• CONSIGNA 1: Copia sin cambios el fragmento del texto sobre el método científico que va desde "Pero conviene mucho, muchísimo, analizar" hasta "en su método.".

• TEXTO DE ORIGEN:
· · · · ·
Pero conviene mucho, muchísimo, analizar dónde radica el secreto del éxito de la práctica científica. No está necesariamente en la brillantez de las mentes de los que la trabajan (que también), ni en las partidas presupuestarias que maneja (que siempre son insuficientes). Está en su método.
El método científico, dando una visión muy sintética de algo que es bastante complejo, viene a resumirse en la idea de que toda propuesta novedosa debe ser experimentable para comprobar si tiene fallos. Si ése es el caso, la hipótesis se desecha como falsa. Solo si sobrevive a las múltiples pruebas de fuego a las que se somete sin piedad, se admite como verdadera. No obstante, y fíjense si somos autoexigentes los científicos, esta etiqueta de verdad se considera provisional, esto es, siempre se deja la puerta abierta a que alguien, en otro contexto, con otra tecnología, en otro país, en otro tiempo o con otro planteamiento, pueda demostrar que es falsa. Y así avanzamos. De aquí se extrae una conclusión muy importante: la base del avance científico es la pura y absoluta humildad. Es la consciencia de nuestras limitaciones. Es la asunción de partida de que es factible que estemos equivocados.
· · · · ·
• DATOS DEL EJERCICIO:

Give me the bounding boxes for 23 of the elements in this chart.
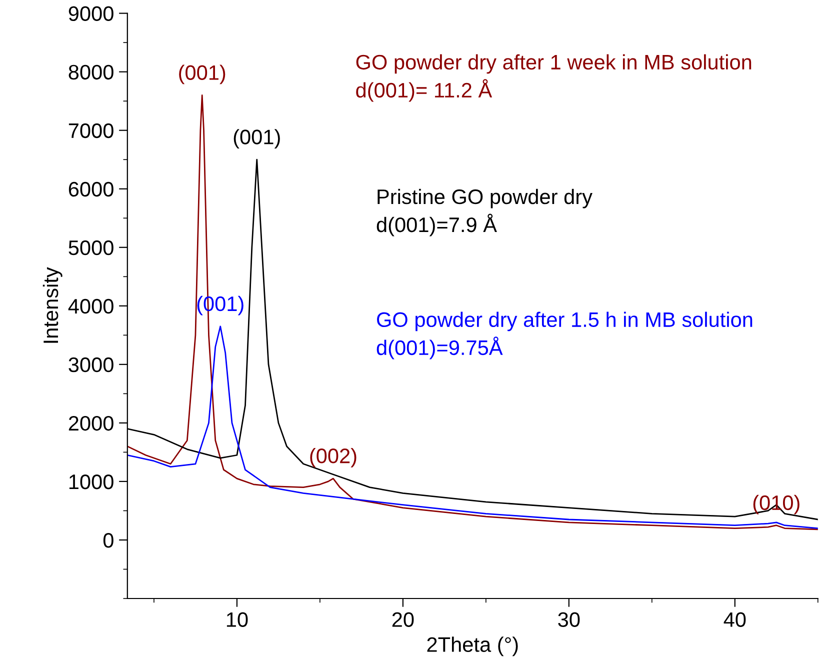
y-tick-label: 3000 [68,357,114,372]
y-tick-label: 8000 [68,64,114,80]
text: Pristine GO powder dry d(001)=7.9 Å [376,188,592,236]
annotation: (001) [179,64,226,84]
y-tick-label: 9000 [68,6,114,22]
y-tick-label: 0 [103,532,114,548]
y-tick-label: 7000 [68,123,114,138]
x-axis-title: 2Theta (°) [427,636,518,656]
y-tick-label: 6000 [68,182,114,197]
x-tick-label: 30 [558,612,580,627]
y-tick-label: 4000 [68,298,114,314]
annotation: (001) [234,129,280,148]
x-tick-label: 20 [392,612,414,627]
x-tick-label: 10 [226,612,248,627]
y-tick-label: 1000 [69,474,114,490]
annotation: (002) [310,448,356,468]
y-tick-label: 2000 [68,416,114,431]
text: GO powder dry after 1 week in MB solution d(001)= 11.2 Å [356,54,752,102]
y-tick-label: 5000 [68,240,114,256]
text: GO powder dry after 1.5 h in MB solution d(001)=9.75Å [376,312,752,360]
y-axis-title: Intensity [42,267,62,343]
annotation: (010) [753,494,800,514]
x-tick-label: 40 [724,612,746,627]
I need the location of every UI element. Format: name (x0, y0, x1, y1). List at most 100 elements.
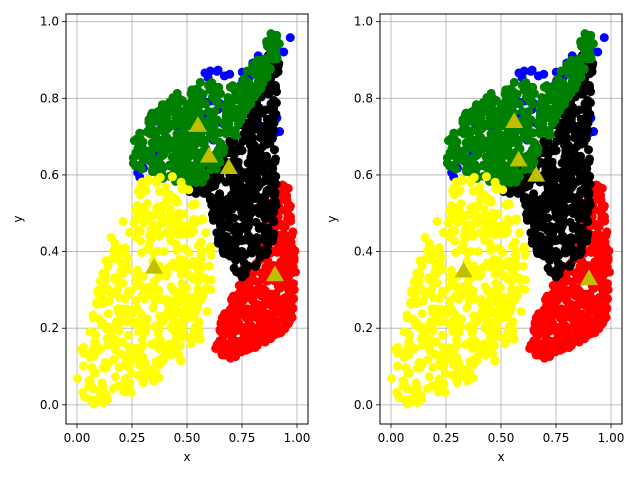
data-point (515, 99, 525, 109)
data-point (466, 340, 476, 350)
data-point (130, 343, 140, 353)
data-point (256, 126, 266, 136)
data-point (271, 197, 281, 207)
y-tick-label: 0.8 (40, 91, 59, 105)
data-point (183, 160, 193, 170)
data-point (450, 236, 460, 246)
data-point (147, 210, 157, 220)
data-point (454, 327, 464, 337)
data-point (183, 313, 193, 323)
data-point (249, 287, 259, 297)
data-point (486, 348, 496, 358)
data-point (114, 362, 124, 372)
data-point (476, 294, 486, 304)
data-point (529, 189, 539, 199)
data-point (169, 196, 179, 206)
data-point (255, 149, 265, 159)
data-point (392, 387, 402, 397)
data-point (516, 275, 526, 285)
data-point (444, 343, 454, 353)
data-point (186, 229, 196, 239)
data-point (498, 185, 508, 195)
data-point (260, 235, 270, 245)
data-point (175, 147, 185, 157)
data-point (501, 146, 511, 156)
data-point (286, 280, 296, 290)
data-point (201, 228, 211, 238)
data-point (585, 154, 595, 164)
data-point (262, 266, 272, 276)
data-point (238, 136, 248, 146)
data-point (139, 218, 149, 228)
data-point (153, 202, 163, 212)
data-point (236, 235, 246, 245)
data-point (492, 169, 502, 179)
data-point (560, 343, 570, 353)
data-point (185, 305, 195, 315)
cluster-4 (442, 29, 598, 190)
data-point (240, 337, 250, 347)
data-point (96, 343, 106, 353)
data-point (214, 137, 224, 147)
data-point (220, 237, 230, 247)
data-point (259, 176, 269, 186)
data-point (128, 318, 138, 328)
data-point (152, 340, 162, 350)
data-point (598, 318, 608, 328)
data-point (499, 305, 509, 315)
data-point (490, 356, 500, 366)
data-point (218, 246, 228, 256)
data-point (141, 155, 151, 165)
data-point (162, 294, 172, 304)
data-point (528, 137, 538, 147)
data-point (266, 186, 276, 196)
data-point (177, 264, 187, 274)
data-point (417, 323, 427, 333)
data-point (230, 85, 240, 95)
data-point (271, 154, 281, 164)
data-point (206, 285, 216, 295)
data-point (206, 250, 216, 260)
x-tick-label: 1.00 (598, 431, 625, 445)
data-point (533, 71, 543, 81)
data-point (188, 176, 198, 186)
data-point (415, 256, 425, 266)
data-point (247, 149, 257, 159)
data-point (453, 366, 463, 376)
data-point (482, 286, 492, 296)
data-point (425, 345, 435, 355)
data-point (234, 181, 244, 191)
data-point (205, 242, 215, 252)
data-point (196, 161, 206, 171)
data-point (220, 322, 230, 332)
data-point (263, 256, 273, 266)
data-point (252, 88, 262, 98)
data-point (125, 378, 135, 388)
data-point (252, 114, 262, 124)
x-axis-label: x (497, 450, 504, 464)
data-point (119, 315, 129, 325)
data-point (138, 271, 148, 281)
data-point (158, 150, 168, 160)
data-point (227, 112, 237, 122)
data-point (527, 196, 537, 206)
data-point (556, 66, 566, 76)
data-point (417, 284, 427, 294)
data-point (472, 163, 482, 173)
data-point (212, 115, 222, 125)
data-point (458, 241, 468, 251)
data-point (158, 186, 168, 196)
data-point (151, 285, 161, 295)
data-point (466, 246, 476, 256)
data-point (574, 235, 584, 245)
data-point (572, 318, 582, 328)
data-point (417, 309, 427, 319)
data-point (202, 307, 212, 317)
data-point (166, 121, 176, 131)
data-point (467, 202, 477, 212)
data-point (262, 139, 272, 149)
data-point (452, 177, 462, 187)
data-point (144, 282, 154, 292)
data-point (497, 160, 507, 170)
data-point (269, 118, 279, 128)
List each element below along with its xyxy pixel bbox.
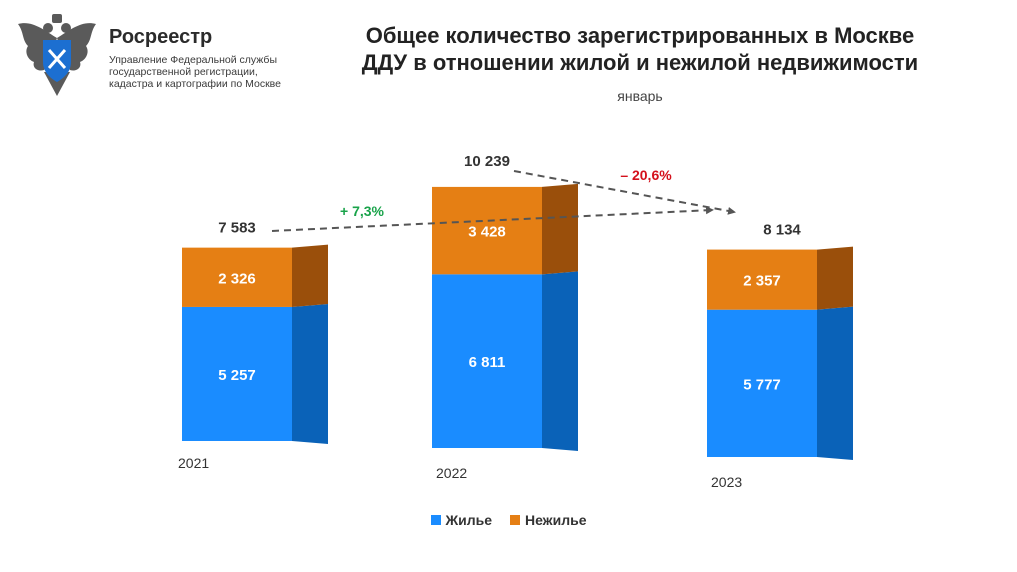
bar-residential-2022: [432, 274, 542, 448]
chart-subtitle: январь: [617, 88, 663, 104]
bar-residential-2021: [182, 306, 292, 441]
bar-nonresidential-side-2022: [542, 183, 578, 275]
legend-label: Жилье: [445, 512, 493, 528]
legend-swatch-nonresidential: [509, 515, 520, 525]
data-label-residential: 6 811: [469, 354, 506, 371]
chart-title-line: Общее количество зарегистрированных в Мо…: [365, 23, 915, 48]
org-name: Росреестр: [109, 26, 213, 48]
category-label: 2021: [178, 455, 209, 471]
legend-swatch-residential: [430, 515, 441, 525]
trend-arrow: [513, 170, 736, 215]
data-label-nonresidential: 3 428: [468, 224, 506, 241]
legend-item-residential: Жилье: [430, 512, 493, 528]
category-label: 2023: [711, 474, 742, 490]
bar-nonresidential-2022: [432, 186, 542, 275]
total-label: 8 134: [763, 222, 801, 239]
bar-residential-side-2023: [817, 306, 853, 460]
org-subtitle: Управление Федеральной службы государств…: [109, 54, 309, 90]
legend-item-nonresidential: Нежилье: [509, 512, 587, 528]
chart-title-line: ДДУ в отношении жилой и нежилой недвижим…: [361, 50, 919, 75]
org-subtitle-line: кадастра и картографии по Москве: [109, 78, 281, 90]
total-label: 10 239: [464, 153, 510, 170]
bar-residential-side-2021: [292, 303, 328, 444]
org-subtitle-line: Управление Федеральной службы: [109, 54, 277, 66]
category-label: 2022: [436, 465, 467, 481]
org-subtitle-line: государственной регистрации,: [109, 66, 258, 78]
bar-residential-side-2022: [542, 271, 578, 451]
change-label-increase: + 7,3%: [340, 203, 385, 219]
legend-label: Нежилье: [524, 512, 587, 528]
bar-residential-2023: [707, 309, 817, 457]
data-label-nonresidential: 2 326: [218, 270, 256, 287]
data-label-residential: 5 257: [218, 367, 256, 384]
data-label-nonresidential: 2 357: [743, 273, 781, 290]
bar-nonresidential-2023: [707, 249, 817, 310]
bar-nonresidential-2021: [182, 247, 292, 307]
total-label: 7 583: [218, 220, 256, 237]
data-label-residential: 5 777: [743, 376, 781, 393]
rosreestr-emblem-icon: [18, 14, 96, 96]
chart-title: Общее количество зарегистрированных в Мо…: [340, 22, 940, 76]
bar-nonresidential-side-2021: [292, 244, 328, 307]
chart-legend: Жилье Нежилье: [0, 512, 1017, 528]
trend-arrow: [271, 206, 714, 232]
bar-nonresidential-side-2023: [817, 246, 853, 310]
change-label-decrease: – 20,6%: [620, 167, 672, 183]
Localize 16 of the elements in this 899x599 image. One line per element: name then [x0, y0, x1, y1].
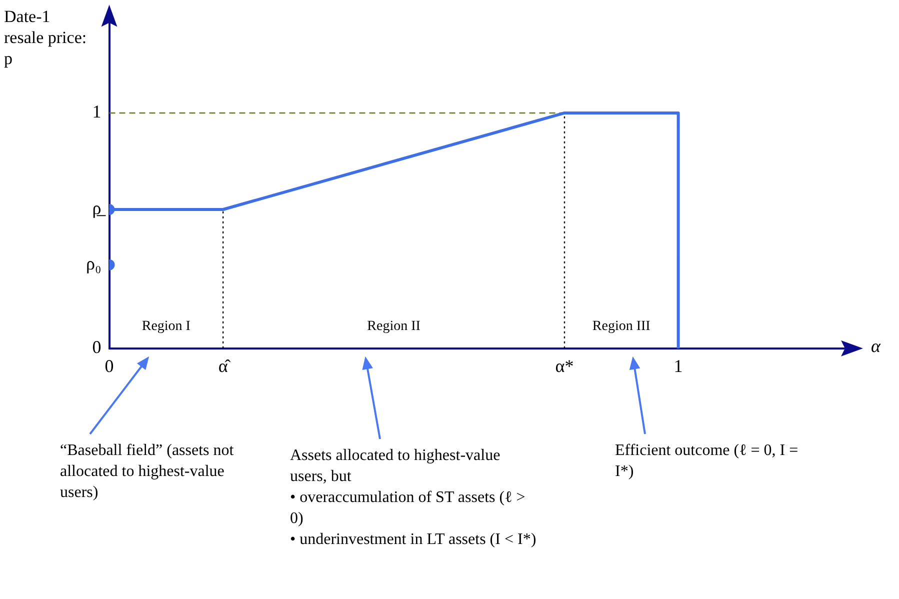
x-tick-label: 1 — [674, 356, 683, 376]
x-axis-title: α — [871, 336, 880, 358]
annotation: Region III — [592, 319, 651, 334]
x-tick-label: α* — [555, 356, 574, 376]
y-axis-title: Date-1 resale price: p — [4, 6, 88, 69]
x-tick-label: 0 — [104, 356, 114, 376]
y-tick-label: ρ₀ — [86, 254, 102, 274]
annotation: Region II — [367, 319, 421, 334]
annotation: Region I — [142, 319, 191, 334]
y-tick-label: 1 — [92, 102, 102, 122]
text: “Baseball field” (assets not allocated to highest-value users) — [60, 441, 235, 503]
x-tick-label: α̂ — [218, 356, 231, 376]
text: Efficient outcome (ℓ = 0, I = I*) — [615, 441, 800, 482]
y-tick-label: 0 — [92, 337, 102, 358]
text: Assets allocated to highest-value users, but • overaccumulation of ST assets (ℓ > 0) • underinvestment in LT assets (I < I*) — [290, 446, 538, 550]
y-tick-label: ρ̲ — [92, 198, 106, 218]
· · · · ·
• CONSIGNA 2: Reescribe solo las filas comprendidas entre la que contiene "y-tick-label: 3000 [68,357,114,372]" y la que contiene "y-tick-label: 2000 [68,416,114,431]", ambas incluidas, con "note" en lugar de "annotation" y todo lo demás igual.

• SOLUCIÓN 1:
Pero conviene mucho, muchísimo, analizar dónde radica el secreto del éxito de la práctica científica. No está necesariamente en la brillantez de las mentes de los que la trabajan (que también), ni en las partidas presupuestarias que maneja (que siempre son insuficientes). Está en su método.

• SOLUCIÓN 2:
y-tick-label: 3000 [68,357,114,372]
y-tick-label: 8000 [68,64,114,80]
text: Pristine GO powder dry d(001)=7.9 Å [376,188,592,236]
note: (001) [179,64,226,84]
y-tick-label: 9000 [68,6,114,22]
y-tick-label: 0 [103,532,114,548]
y-tick-label: 7000 [68,123,114,138]
x-axis-title: 2Theta (°) [427,636,518,656]
y-tick-label: 6000 [68,182,114,197]
x-tick-label: 30 [558,612,580,627]
y-tick-label: 4000 [68,298,114,314]
note: (001) [234,129,280,148]
x-tick-label: 20 [392,612,414,627]
x-tick-label: 10 [226,612,248,627]
y-tick-label: 1000 [69,474,114,490]
note: (002) [310,448,356,468]
y-tick-label: 2000 [68,416,114,431]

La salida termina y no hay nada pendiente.